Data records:
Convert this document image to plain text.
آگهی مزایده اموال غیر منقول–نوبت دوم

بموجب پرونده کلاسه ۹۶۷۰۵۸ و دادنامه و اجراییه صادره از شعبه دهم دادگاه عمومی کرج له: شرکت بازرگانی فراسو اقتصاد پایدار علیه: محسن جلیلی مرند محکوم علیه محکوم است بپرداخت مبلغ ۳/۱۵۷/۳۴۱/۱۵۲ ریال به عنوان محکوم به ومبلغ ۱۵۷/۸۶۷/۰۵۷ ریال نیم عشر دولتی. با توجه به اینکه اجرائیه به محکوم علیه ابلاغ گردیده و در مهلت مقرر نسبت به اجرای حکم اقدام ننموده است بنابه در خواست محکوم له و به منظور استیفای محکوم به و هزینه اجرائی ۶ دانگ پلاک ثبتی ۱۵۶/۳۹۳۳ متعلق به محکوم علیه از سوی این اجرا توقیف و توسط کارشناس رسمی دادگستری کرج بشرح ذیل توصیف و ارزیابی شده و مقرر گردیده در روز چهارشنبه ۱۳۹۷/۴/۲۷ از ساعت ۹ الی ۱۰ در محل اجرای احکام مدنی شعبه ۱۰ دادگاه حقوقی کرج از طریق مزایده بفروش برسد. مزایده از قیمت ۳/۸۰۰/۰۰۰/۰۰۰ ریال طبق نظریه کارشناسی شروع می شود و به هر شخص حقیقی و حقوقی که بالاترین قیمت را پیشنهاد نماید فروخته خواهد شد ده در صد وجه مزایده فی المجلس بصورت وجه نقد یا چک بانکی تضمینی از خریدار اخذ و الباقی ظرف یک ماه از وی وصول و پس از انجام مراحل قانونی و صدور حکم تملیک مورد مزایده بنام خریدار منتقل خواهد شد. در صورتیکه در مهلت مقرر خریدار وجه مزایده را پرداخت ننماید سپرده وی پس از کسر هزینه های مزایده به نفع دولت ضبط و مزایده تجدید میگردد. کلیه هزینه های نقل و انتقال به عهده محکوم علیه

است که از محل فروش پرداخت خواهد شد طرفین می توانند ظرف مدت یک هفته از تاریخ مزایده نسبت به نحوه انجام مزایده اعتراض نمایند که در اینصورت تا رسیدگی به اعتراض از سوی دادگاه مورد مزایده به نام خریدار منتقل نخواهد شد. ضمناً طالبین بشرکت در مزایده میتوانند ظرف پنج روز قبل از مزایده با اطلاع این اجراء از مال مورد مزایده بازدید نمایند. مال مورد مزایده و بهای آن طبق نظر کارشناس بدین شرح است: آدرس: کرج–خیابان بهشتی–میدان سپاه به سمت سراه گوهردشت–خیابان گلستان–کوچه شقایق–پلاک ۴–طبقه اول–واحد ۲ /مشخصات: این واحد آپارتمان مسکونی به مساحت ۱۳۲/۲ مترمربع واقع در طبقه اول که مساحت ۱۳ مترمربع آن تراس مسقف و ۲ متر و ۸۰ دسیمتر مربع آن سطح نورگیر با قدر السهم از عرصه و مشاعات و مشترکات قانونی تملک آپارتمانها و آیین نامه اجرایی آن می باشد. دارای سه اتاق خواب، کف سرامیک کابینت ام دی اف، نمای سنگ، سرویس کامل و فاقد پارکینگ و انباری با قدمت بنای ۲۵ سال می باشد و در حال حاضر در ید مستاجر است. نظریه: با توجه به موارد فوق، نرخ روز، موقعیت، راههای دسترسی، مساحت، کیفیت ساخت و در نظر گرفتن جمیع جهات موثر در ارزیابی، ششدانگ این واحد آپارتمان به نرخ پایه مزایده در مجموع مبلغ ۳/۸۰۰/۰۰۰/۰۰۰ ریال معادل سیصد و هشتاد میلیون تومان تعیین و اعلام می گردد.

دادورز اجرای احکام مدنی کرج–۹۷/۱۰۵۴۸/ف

## What the exercise asks:
Every line above should be written out again exactly as it stands.

## Correct answer:
Convert this document image to plain text.
آگهی مزایده اموال غیر منقول–نوبت دوم

بموجب پرونده کلاسه ۹۶۷۰۵۸ و دادنامه و اجراییه صادره از شعبه دهم دادگاه عمومی کرج له: شرکت بازرگانی فراسو اقتصاد پایدار علیه: محسن جلیلی مرند محکوم علیه محکوم است بپرداخت مبلغ ۳/۱۵۷/۳۴۱/۱۵۲ ریال به عنوان محکوم به ومبلغ ۱۵۷/۸۶۷/۰۵۷ ریال نیم عشر دولتی. با توجه به اینکه اجرائیه به محکوم علیه ابلاغ گردیده و در مهلت مقرر نسبت به اجرای حکم اقدام ننموده است بنابه در خواست محکوم له و به منظور استیفای محکوم به و هزینه اجرائی ۶ دانگ پلاک ثبتی ۱۵۶/۳۹۳۳ متعلق به محکوم علیه از سوی این اجرا توقیف و توسط کارشناس رسمی دادگستری کرج بشرح ذیل توصیف و ارزیابی شده و مقرر گردیده در روز چهارشنبه ۱۳۹۷/۴/۲۷ از ساعت ۹ الی ۱۰ در محل اجرای احکام مدنی شعبه ۱۰ دادگاه حقوقی کرج از طریق مزایده بفروش برسد. مزایده از قیمت ۳/۸۰۰/۰۰۰/۰۰۰ ریال طبق نظریه کارشناسی شروع می شود و به هر شخص حقیقی و حقوقی که بالاترین قیمت را پیشنهاد نماید فروخته خواهد شد ده در صد وجه مزایده فی المجلس بصورت وجه نقد یا چک بانکی تضمینی از خریدار اخذ و الباقی ظرف یک ماه از وی وصول و پس از انجام مراحل قانونی و صدور حکم تملیک مورد مزایده بنام خریدار منتقل خواهد شد. در صورتیکه در مهلت مقرر خریدار وجه مزایده را پرداخت ننماید سپرده وی پس از کسر هزینه های مزایده به نفع دولت ضبط و مزایده تجدید میگردد. کلیه هزینه های نقل و انتقال به عهده محکوم علیه

است که از محل فروش پرداخت خواهد شد طرفین می توانند ظرف مدت یک هفته از تاریخ مزایده نسبت به نحوه انجام مزایده اعتراض نمایند که در اینصورت تا رسیدگی به اعتراض از سوی دادگاه مورد مزایده به نام خریدار منتقل نخواهد شد. ضمناً طالبین بشرکت در مزایده میتوانند ظرف پنج روز قبل از مزایده با اطلاع این اجراء از مال مورد مزایده بازدید نمایند. مال مورد مزایده و بهای آن طبق نظر کارشناس بدین شرح است: آدرس: کرج–خیابان بهشتی–میدان سپاه به سمت سراه گوهردشت–خیابان گلستان–کوچه شقایق–پلاک ۴–طبقه اول–واحد ۲ /مشخصات: این واحد آپارتمان مسکونی به مساحت ۱۳۲/۲ مترمربع واقع در طبقه اول که مساحت ۱۳ مترمربع آن تراس مسقف و ۲ متر و ۸۰ دسیمتر مربع آن سطح نورگیر با قدر السهم از عرصه و مشاعات و مشترکات قانونی تملک آپارتمانها و آیین نامه اجرایی آن می باشد. دارای سه اتاق خواب، کف سرامیک کابینت ام دی اف، نمای سنگ، سرویس کامل و فاقد پارکینگ و انباری با قدمت بنای ۲۵ سال می باشد و در حال حاضر در ید مستاجر است. نظریه: با توجه به موارد فوق، نرخ روز، موقعیت، راههای دسترسی، مساحت، کیفیت ساخت و در نظر گرفتن جمیع جهات موثر در ارزیابی، ششدانگ این واحد آپارتمان به نرخ پایه مزایده در مجموع مبلغ ۳/۸۰۰/۰۰۰/۰۰۰ ریال معادل سیصد و هشتاد میلیون تومان تعیین و اعلام می گردد.

دادورز اجرای احکام مدنی کرج–۹۷/۱۰۵۴۸/ف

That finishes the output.